Written exercise:
Will you output the entries below exactly, skipping every image they contain?

<<<<

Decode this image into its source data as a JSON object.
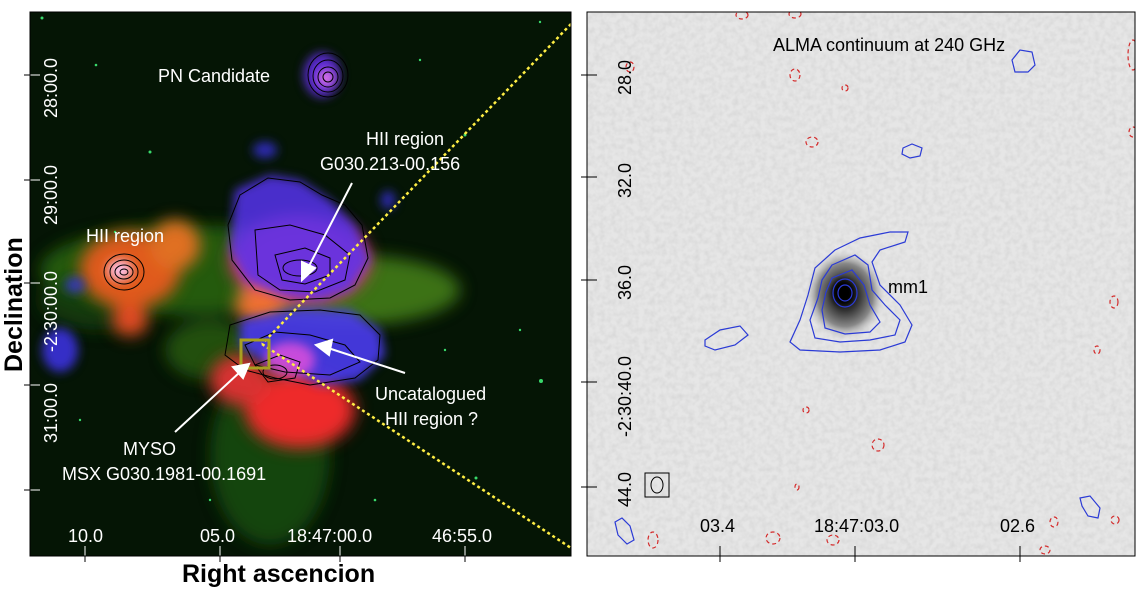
{
  "left_panel": {
    "labels": {
      "pn": "PN Candidate",
      "hii_main_1": "HII region",
      "hii_main_2": "G030.213-00.156",
      "hii_west": "HII region",
      "uncat_1": "Uncatalogued",
      "uncat_2": "HII region ?",
      "mys_1": "MYSO",
      "mys_2": "MSX G030.1981-00.1691"
    },
    "x_ticks": [
      "10.0",
      "05.0",
      "18:47:00.0",
      "46:55.0"
    ],
    "y_ticks": [
      "28:00.0",
      "29:00.0",
      "-2:30:00.0",
      "31:00.0"
    ],
    "x_axis_title": "Right ascencion",
    "y_axis_title": "Declination"
  },
  "right_panel": {
    "title": "ALMA continuum at 240 GHz",
    "source_label": "mm1",
    "x_ticks": [
      "03.4",
      "18:47:03.0",
      "02.6"
    ],
    "y_ticks": [
      "28.0",
      "32.0",
      "36.0",
      "-2:30:40.0",
      "44.0"
    ]
  }
}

>>>>

The output:
Decode this image into its source data as a JSON object.
{
  "left_panel": {
    "labels": {
      "pn": "PN Candidate",
      "hii_main_1": "HII region",
      "hii_main_2": "G030.213-00.156",
      "hii_west": "HII region",
      "uncat_1": "Uncatalogued",
      "uncat_2": "HII region ?",
      "mys_1": "MYSO",
      "mys_2": "MSX G030.1981-00.1691"
    },
    "x_ticks": [
      "10.0",
      "05.0",
      "18:47:00.0",
      "46:55.0"
    ],
    "y_ticks": [
      "28:00.0",
      "29:00.0",
      "-2:30:00.0",
      "31:00.0"
    ],
    "x_axis_title": "Right ascencion",
    "y_axis_title": "Declination"
  },
  "right_panel": {
    "title": "ALMA continuum at 240 GHz",
    "source_label": "mm1",
    "x_ticks": [
      "03.4",
      "18:47:03.0",
      "02.6"
    ],
    "y_ticks": [
      "28.0",
      "32.0",
      "36.0",
      "-2:30:40.0",
      "44.0"
    ]
  }
}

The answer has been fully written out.